**Short exercise**. Look over the lines below. Report each one that includes the string "openings".

**Given entries**.
--------------------------------------------------
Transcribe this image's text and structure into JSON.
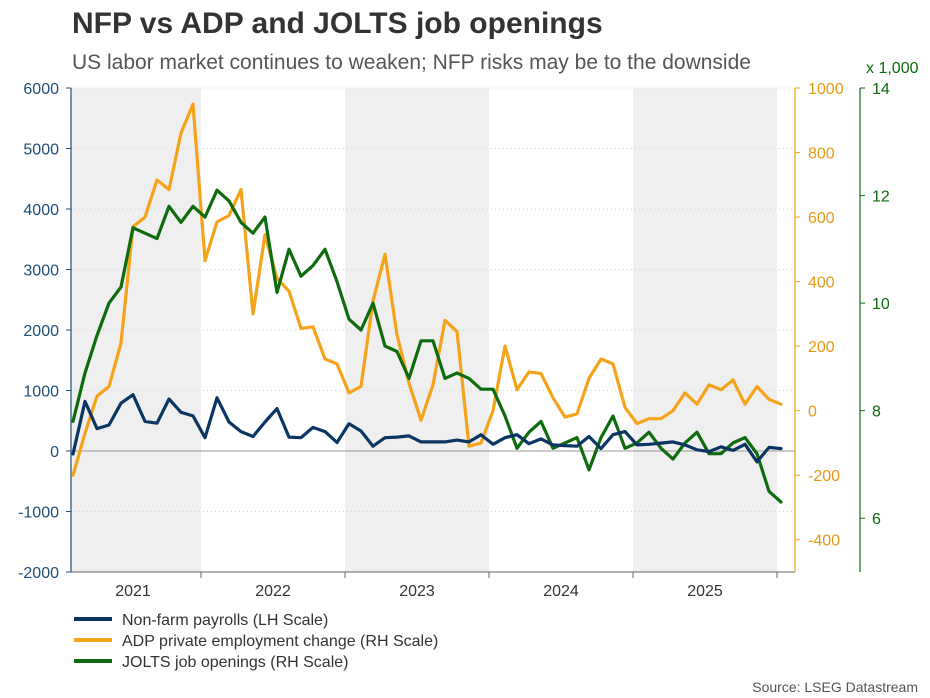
{
  "chart_data": {
    "type": "line",
    "title": "NFP vs ADP and JOLTS job openings",
    "subtitle": "US labor market continues to weaken; NFP risks may be to the downside",
    "source": "Source: LSEG Datastream",
    "rh_multiplier": "x 1,000",
    "x_labels": [
      "2021",
      "2022",
      "2023",
      "2024",
      "2025"
    ],
    "x_range": [
      "2020-09",
      "2025-10"
    ],
    "left_axis": {
      "ylim": [
        -2000,
        6000
      ],
      "ticks": [
        "6000",
        "5000",
        "4000",
        "3000",
        "2000",
        "1000",
        "0",
        "-1000",
        "-2000"
      ]
    },
    "right_axis_adp": {
      "ylim": [
        -500,
        1000
      ],
      "ticks": [
        "1000",
        "800",
        "600",
        "400",
        "200",
        "0",
        "-200",
        "-400"
      ]
    },
    "right_axis_jolts": {
      "ylim": [
        5,
        14
      ],
      "ticks": [
        "14",
        "12",
        "10",
        "8",
        "6"
      ]
    },
    "shaded_years": [
      "2021",
      "2023",
      "2025"
    ],
    "colors": {
      "nfp": "#0b3563",
      "adp": "#f5a31a",
      "jolts": "#0e6b0e",
      "left_axis": "#1f4e79",
      "shade": "#efefef"
    },
    "series": [
      {
        "name": "Non-farm payrolls (LH Scale)",
        "axis": "left",
        "values": [
          -50,
          820,
          370,
          430,
          790,
          930,
          490,
          460,
          860,
          640,
          580,
          220,
          880,
          480,
          320,
          240,
          480,
          700,
          230,
          220,
          390,
          320,
          140,
          450,
          330,
          80,
          220,
          230,
          250,
          150,
          150,
          150,
          180,
          150,
          270,
          110,
          220,
          270,
          120,
          200,
          100,
          90,
          80,
          240,
          40,
          270,
          320,
          100,
          110,
          130,
          150,
          100,
          20,
          -10,
          70,
          10,
          110,
          -180,
          60,
          40
        ]
      },
      {
        "name": "ADP private employment change (RH Scale)",
        "axis": "rh_adp",
        "values": [
          -200,
          -70,
          45,
          75,
          210,
          570,
          600,
          715,
          685,
          860,
          950,
          465,
          585,
          605,
          685,
          300,
          545,
          410,
          370,
          255,
          260,
          160,
          145,
          55,
          75,
          340,
          485,
          235,
          85,
          -30,
          80,
          280,
          245,
          -110,
          -100,
          0,
          200,
          65,
          120,
          115,
          40,
          -20,
          -10,
          100,
          160,
          145,
          10,
          -40,
          -25,
          -25,
          0,
          55,
          20,
          80,
          65,
          95,
          20,
          75,
          35,
          20
        ]
      },
      {
        "name": "JOLTS job openings (RH Scale)",
        "axis": "rh_jolts",
        "values": [
          7.8,
          8.7,
          9.4,
          10.0,
          10.3,
          11.4,
          11.3,
          11.2,
          11.8,
          11.5,
          11.8,
          11.6,
          12.1,
          11.9,
          11.5,
          11.3,
          11.6,
          10.2,
          11.0,
          10.5,
          10.7,
          11.0,
          10.4,
          9.7,
          9.5,
          10.0,
          9.2,
          9.1,
          8.6,
          9.3,
          9.3,
          8.6,
          8.7,
          8.6,
          8.4,
          8.4,
          7.9,
          7.3,
          7.6,
          7.8,
          7.3,
          7.4,
          7.5,
          6.9,
          7.5,
          7.9,
          7.3,
          7.4,
          7.6,
          7.3,
          7.1,
          7.4,
          7.6,
          7.2,
          7.2,
          7.4,
          7.5,
          7.2,
          6.5,
          6.3
        ]
      }
    ]
  }
}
--------------------------------------------------
**Answer to this task**.
    "title": "NFP vs ADP and JOLTS job openings",
        "name": "JOLTS job openings (RH Scale)",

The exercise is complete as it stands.